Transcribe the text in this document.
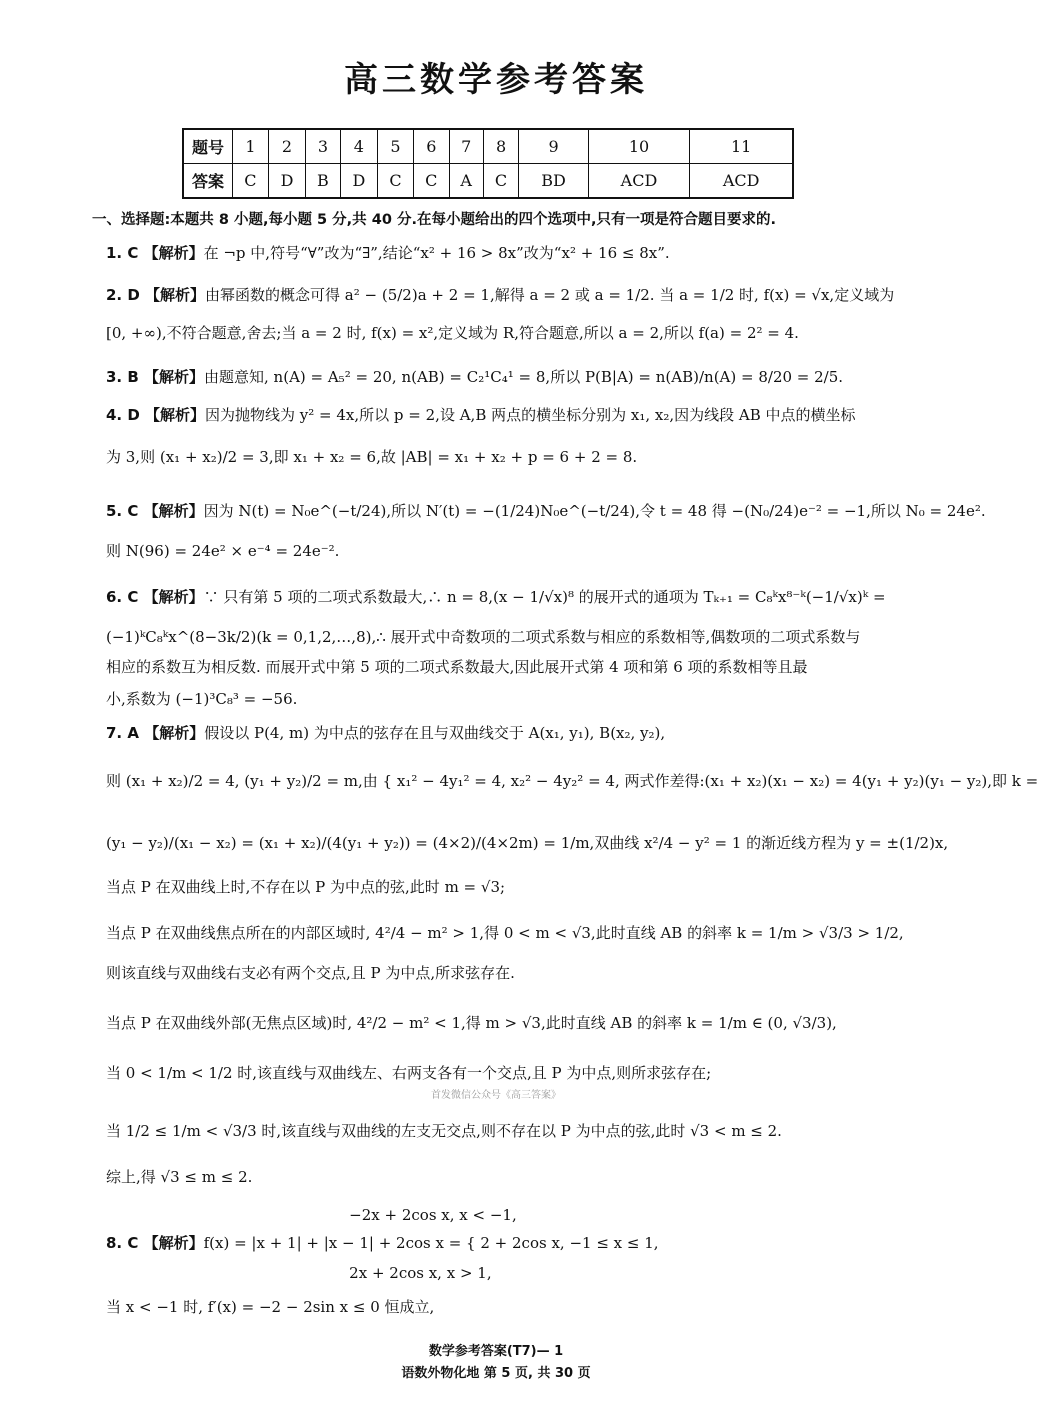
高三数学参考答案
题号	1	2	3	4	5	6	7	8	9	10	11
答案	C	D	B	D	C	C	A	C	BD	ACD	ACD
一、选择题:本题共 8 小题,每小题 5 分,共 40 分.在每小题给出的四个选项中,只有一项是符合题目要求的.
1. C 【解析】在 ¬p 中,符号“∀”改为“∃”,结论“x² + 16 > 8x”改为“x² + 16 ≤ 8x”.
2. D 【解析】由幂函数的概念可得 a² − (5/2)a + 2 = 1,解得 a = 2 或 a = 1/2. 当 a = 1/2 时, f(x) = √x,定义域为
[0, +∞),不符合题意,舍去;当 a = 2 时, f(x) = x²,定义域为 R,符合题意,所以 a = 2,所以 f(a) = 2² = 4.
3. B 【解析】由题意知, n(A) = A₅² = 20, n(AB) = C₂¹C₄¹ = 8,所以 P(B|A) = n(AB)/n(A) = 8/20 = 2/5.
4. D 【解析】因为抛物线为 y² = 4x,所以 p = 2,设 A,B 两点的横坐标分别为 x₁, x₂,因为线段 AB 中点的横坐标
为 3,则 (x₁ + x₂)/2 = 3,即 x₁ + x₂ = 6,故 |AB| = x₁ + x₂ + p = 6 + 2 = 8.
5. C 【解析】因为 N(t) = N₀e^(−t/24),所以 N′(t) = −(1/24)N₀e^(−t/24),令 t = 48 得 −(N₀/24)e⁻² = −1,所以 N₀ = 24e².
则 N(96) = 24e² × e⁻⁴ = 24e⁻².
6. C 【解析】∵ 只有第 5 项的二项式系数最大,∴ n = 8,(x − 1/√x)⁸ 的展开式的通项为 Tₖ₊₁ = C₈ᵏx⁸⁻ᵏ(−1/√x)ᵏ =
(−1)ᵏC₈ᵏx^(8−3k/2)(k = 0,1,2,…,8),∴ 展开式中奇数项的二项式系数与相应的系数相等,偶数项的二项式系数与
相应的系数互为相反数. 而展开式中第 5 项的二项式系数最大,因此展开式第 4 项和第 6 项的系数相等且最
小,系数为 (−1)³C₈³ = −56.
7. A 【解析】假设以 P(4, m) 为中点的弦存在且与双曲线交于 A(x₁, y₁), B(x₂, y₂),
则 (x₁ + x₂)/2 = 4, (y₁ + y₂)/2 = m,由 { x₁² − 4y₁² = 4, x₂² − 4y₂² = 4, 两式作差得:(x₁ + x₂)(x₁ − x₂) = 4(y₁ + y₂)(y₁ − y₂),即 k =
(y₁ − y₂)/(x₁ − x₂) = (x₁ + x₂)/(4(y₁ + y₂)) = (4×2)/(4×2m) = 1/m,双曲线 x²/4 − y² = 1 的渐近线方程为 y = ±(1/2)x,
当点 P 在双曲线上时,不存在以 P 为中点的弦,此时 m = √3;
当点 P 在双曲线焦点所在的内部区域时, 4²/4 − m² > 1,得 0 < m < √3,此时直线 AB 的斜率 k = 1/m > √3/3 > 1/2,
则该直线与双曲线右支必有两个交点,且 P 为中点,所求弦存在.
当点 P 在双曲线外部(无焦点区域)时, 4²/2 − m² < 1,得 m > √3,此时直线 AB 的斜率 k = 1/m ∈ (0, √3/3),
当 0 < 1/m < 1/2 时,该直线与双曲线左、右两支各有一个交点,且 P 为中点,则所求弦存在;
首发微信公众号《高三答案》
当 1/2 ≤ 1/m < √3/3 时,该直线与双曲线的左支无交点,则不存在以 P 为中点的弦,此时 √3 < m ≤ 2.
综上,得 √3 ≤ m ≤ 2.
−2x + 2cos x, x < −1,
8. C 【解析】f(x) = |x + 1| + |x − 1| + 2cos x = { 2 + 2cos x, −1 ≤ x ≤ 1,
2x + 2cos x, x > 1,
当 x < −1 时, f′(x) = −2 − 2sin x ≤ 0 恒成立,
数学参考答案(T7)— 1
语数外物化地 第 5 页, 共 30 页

____

Written task:
Excluding the pictures, restate the records above word for word.

Response to the task:
Transcribe the text in this document.
高三数学参考答案
题号	1	2	3	4	5	6	7	8	9	10	11
答案	C	D	B	D	C	C	A	C	BD	ACD	ACD
一、选择题:本题共 8 小题,每小题 5 分,共 40 分.在每小题给出的四个选项中,只有一项是符合题目要求的.
1. C 【解析】在 ¬p 中,符号“∀”改为“∃”,结论“x² + 16 > 8x”改为“x² + 16 ≤ 8x”.
2. D 【解析】由幂函数的概念可得 a² − (5/2)a + 2 = 1,解得 a = 2 或 a = 1/2. 当 a = 1/2 时, f(x) = √x,定义域为
[0, +∞),不符合题意,舍去;当 a = 2 时, f(x) = x²,定义域为 R,符合题意,所以 a = 2,所以 f(a) = 2² = 4.
3. B 【解析】由题意知, n(A) = A₅² = 20, n(AB) = C₂¹C₄¹ = 8,所以 P(B|A) = n(AB)/n(A) = 8/20 = 2/5.
4. D 【解析】因为抛物线为 y² = 4x,所以 p = 2,设 A,B 两点的横坐标分别为 x₁, x₂,因为线段 AB 中点的横坐标
为 3,则 (x₁ + x₂)/2 = 3,即 x₁ + x₂ = 6,故 |AB| = x₁ + x₂ + p = 6 + 2 = 8.
5. C 【解析】因为 N(t) = N₀e^(−t/24),所以 N′(t) = −(1/24)N₀e^(−t/24),令 t = 48 得 −(N₀/24)e⁻² = −1,所以 N₀ = 24e².
则 N(96) = 24e² × e⁻⁴ = 24e⁻².
6. C 【解析】∵ 只有第 5 项的二项式系数最大,∴ n = 8,(x − 1/√x)⁸ 的展开式的通项为 Tₖ₊₁ = C₈ᵏx⁸⁻ᵏ(−1/√x)ᵏ =
(−1)ᵏC₈ᵏx^(8−3k/2)(k = 0,1,2,…,8),∴ 展开式中奇数项的二项式系数与相应的系数相等,偶数项的二项式系数与
相应的系数互为相反数. 而展开式中第 5 项的二项式系数最大,因此展开式第 4 项和第 6 项的系数相等且最
小,系数为 (−1)³C₈³ = −56.
7. A 【解析】假设以 P(4, m) 为中点的弦存在且与双曲线交于 A(x₁, y₁), B(x₂, y₂),
则 (x₁ + x₂)/2 = 4, (y₁ + y₂)/2 = m,由 { x₁² − 4y₁² = 4, x₂² − 4y₂² = 4, 两式作差得:(x₁ + x₂)(x₁ − x₂) = 4(y₁ + y₂)(y₁ − y₂),即 k =
(y₁ − y₂)/(x₁ − x₂) = (x₁ + x₂)/(4(y₁ + y₂)) = (4×2)/(4×2m) = 1/m,双曲线 x²/4 − y² = 1 的渐近线方程为 y = ±(1/2)x,
当点 P 在双曲线上时,不存在以 P 为中点的弦,此时 m = √3;
当点 P 在双曲线焦点所在的内部区域时, 4²/4 − m² > 1,得 0 < m < √3,此时直线 AB 的斜率 k = 1/m > √3/3 > 1/2,
则该直线与双曲线右支必有两个交点,且 P 为中点,所求弦存在.
当点 P 在双曲线外部(无焦点区域)时, 4²/2 − m² < 1,得 m > √3,此时直线 AB 的斜率 k = 1/m ∈ (0, √3/3),
当 0 < 1/m < 1/2 时,该直线与双曲线左、右两支各有一个交点,且 P 为中点,则所求弦存在;
首发微信公众号《高三答案》
当 1/2 ≤ 1/m < √3/3 时,该直线与双曲线的左支无交点,则不存在以 P 为中点的弦,此时 √3 < m ≤ 2.
综上,得 √3 ≤ m ≤ 2.
−2x + 2cos x, x < −1,
8. C 【解析】f(x) = |x + 1| + |x − 1| + 2cos x = { 2 + 2cos x, −1 ≤ x ≤ 1,
2x + 2cos x, x > 1,
当 x < −1 时, f′(x) = −2 − 2sin x ≤ 0 恒成立,
数学参考答案(T7)— 1
语数外物化地 第 5 页, 共 30 页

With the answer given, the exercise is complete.